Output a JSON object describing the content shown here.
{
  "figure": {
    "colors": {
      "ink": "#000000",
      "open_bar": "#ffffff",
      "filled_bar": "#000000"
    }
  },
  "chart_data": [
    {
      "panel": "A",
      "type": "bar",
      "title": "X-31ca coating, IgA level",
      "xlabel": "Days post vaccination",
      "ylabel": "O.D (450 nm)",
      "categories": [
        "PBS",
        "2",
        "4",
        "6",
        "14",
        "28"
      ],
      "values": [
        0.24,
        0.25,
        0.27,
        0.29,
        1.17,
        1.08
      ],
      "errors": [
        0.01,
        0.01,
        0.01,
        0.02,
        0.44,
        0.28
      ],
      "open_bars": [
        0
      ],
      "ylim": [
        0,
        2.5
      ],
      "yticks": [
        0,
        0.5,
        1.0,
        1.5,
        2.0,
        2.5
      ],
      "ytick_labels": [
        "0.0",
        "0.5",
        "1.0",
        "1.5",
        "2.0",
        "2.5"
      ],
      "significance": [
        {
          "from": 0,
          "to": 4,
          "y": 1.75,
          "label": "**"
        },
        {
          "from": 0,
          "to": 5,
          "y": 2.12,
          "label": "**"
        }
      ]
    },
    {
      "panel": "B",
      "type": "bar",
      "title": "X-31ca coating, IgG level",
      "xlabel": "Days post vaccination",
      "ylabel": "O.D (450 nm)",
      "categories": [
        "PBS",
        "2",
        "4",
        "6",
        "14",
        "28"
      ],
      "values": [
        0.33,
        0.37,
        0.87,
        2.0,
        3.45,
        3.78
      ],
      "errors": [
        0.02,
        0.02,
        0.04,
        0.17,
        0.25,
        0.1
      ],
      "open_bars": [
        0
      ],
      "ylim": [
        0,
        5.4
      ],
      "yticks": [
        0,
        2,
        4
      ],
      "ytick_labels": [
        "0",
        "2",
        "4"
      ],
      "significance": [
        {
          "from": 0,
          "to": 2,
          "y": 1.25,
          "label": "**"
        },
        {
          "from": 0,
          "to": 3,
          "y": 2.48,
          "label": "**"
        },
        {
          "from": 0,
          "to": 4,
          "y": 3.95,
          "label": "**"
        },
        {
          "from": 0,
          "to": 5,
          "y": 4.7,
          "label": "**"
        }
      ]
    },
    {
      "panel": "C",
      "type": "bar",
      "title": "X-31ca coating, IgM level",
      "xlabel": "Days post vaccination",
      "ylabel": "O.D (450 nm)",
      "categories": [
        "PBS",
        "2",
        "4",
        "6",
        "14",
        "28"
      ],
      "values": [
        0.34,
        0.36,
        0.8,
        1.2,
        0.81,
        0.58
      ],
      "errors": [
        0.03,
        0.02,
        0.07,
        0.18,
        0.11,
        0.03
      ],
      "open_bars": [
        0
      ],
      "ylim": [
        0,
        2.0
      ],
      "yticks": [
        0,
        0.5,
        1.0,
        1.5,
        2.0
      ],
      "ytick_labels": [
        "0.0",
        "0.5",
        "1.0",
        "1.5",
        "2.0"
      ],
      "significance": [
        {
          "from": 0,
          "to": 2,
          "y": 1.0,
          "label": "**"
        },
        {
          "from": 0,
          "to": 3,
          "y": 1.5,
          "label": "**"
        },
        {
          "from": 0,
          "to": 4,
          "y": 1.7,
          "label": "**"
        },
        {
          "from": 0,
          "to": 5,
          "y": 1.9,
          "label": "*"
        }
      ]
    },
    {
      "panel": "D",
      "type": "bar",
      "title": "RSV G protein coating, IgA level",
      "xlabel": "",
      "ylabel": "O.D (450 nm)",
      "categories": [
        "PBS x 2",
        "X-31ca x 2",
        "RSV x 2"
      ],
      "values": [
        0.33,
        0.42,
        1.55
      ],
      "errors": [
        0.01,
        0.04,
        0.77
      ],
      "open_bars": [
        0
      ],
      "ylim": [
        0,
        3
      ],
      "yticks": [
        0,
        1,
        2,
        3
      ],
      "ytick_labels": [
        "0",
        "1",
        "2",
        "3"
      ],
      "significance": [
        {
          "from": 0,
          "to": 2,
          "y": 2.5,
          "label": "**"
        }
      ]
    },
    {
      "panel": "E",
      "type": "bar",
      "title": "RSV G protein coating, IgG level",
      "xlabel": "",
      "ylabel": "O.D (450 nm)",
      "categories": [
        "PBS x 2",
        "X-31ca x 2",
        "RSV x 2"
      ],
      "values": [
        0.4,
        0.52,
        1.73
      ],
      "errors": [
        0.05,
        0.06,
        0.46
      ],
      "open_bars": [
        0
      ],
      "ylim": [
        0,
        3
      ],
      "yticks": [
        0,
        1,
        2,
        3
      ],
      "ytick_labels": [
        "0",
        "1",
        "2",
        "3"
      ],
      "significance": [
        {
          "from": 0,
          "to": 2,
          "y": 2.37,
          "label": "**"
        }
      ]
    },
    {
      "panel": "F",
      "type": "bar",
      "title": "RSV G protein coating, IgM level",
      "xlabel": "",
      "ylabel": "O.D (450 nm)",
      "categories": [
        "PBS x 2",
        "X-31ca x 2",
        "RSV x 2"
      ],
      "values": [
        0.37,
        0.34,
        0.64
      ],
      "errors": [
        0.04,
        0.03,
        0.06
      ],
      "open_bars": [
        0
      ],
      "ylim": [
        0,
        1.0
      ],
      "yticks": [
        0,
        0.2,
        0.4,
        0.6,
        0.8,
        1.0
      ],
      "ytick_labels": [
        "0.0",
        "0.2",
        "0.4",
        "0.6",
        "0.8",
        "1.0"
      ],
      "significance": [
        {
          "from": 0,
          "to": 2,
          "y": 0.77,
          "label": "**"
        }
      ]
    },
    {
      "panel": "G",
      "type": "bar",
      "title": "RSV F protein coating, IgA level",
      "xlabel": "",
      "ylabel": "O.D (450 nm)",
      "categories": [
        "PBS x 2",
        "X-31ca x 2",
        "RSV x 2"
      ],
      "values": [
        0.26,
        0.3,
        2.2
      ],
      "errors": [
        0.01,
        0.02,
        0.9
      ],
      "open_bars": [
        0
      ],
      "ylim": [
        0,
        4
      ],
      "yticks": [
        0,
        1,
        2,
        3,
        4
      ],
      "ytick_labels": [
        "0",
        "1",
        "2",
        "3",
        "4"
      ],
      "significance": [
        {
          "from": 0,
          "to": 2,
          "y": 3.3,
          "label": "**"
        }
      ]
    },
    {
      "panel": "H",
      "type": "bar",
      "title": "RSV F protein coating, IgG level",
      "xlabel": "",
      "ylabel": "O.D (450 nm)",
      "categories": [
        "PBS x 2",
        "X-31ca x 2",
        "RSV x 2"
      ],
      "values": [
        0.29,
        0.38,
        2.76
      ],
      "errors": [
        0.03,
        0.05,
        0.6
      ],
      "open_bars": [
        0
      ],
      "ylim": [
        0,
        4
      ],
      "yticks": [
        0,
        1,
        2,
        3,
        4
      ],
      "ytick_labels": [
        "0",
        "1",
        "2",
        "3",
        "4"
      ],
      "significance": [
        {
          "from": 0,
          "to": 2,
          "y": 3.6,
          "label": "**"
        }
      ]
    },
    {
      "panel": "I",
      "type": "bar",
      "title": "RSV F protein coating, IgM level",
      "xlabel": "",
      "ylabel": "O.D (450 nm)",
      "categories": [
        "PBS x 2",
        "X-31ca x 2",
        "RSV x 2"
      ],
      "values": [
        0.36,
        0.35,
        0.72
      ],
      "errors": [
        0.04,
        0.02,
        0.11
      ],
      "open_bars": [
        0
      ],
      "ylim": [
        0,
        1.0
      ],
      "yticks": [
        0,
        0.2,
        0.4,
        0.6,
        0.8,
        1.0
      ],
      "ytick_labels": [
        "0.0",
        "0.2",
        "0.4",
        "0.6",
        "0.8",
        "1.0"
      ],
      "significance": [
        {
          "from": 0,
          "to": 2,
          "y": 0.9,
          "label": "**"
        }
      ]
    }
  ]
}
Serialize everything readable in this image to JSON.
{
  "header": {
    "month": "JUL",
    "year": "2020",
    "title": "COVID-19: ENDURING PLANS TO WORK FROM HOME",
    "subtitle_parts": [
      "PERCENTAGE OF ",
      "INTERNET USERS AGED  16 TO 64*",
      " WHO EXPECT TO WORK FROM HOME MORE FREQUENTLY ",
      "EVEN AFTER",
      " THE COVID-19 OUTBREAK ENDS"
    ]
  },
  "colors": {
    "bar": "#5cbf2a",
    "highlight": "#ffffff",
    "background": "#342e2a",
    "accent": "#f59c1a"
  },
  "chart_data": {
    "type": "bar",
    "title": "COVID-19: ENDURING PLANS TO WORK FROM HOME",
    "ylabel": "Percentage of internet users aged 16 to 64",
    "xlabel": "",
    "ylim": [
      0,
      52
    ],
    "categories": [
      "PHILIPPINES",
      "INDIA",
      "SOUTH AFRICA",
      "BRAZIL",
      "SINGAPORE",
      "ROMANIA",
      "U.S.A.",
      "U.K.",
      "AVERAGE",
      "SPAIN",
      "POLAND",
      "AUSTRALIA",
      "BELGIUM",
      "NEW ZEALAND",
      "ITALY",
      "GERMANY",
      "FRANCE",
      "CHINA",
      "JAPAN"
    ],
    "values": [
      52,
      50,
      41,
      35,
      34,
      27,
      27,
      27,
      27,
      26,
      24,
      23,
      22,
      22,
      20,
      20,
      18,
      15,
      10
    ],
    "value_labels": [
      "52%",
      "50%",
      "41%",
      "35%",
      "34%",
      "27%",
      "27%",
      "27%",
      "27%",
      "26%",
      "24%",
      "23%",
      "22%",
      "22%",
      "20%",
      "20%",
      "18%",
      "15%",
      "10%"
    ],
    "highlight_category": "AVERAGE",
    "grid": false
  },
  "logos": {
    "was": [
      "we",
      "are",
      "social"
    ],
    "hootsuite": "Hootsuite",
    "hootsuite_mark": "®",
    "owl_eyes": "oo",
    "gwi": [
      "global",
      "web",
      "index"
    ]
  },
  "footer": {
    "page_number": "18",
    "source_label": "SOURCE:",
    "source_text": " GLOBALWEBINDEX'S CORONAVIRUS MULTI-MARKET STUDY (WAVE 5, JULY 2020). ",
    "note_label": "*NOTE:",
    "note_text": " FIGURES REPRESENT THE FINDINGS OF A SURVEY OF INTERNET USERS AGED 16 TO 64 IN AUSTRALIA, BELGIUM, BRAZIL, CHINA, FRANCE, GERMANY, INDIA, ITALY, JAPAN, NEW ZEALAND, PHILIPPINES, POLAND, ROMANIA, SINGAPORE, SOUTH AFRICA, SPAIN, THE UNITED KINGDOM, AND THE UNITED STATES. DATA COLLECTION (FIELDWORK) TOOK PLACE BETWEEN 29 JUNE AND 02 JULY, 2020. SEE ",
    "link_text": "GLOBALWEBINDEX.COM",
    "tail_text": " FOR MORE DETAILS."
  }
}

..............................

Work to complete:
From the entries above, copy out every line where the string "BELGIUM" appears.

Your solution:
      "BELGIUM",
    "note_text": " FIGURES REPRESENT THE FINDINGS OF A SURVEY OF INTERNET USERS AGED 16 TO 64 IN AUSTRALIA, BELGIUM, BRAZIL, CHINA, FRANCE, GERMANY, INDIA, ITALY, JAPAN, NEW ZEALAND, PHILIPPINES, POLAND, ROMANIA, SINGAPORE, SOUTH AFRICA, SPAIN, THE UNITED KINGDOM, AND THE UNITED STATES. DATA COLLECTION (FIELDWORK) TOOK PLACE BETWEEN 29 JUNE AND 02 JULY, 2020. SEE ",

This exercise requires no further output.